▸ **OBJECTIVE**: Every line that contains the word "平方分米" should be copied out.

▸ **DATA LISTING**:

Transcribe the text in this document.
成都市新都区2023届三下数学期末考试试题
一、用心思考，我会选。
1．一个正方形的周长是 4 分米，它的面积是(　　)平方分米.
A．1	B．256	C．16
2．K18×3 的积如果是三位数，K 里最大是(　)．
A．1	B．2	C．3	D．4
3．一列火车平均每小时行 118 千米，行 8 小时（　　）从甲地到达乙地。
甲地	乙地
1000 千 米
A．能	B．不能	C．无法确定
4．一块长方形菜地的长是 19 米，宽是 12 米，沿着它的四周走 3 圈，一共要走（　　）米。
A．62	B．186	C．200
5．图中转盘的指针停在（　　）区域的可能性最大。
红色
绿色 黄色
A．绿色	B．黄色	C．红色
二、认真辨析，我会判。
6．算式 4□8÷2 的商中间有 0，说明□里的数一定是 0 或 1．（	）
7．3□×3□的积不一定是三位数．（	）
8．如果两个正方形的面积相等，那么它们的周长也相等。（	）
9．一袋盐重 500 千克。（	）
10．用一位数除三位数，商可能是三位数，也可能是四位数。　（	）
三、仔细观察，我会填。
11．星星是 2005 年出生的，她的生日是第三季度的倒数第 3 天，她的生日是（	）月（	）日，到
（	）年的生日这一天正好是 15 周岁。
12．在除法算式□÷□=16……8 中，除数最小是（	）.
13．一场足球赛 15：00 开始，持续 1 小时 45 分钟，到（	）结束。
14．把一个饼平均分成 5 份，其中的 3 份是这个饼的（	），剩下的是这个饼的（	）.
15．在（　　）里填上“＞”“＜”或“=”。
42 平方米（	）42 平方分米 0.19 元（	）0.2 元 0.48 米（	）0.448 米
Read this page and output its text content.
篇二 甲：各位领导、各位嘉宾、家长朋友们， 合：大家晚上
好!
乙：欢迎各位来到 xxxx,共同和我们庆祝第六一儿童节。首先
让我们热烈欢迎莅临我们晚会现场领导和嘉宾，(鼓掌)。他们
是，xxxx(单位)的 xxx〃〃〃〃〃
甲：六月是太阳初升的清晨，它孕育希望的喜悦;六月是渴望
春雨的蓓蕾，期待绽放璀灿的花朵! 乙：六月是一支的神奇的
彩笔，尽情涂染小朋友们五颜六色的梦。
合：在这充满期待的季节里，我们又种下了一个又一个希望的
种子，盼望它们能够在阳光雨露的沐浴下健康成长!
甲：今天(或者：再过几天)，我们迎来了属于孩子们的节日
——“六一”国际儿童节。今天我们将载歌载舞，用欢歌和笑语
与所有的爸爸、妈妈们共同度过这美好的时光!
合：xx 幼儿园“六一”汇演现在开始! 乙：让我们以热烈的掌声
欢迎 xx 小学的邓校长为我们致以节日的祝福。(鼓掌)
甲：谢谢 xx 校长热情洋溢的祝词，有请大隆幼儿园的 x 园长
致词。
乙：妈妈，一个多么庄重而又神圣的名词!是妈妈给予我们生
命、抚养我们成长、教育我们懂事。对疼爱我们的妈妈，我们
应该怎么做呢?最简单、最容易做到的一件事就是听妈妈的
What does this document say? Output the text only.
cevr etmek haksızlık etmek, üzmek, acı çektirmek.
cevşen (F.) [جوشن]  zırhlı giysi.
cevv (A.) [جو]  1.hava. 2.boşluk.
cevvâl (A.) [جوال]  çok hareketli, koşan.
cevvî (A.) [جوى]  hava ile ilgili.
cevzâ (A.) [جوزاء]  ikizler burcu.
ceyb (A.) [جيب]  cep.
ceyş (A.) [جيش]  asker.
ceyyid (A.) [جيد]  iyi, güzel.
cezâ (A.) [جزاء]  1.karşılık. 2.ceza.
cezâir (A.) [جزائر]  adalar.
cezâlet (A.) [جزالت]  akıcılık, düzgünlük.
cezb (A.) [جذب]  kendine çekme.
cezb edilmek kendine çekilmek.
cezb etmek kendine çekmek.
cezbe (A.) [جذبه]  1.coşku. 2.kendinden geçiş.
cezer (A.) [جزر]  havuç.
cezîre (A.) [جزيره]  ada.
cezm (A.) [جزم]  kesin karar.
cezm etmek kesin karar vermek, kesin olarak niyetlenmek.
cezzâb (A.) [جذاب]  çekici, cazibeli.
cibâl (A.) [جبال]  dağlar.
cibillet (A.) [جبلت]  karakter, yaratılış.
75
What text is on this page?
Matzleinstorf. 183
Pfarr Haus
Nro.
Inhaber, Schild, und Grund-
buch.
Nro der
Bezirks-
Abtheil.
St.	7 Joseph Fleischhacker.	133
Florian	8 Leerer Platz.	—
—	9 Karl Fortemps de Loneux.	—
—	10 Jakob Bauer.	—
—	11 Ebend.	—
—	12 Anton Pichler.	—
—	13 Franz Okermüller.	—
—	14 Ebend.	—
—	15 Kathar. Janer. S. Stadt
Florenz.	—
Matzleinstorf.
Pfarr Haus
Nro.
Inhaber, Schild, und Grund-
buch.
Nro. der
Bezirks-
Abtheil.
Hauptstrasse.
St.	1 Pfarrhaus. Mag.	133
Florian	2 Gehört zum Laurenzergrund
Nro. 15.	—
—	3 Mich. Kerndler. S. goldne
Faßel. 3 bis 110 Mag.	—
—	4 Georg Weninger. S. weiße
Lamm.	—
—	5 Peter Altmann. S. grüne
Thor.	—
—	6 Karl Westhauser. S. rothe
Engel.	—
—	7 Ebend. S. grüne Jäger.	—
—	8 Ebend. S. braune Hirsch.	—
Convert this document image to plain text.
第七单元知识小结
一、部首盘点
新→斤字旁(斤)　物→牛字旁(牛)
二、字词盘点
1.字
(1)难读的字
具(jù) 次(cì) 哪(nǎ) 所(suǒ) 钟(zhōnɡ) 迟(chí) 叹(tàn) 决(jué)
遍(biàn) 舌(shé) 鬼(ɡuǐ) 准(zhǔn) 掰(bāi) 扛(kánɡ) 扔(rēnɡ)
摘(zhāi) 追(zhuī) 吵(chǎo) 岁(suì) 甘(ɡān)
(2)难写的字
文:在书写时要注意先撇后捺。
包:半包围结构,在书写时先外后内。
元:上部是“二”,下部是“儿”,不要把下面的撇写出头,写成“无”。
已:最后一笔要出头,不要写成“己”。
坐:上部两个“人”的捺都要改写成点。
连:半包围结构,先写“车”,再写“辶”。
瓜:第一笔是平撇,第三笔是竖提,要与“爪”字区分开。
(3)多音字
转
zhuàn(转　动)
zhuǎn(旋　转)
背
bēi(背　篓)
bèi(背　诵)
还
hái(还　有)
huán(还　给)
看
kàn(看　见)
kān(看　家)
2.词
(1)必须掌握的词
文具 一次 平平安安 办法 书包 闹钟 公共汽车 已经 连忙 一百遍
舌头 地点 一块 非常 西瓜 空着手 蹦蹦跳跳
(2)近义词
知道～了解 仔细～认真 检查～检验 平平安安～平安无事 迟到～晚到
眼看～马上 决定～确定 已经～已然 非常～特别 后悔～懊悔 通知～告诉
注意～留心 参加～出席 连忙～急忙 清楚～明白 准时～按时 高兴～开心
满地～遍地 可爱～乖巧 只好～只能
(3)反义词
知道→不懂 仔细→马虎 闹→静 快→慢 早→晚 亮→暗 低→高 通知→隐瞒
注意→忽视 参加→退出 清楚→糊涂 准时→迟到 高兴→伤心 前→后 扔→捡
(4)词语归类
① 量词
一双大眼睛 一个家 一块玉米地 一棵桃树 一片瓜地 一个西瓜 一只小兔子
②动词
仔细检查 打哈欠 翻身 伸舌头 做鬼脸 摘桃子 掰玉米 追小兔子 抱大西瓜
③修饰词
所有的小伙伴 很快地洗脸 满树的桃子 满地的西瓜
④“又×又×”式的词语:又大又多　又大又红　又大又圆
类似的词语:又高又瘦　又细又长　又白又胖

▸ **ANSWER TO THIS EXERCISE**:
1．一个正方形的周长是 4 分米，它的面积是(　　)平方分米.
42 平方米（	）42 平方分米 0.19 元（	）0.2 元 0.48 米（	）0.448 米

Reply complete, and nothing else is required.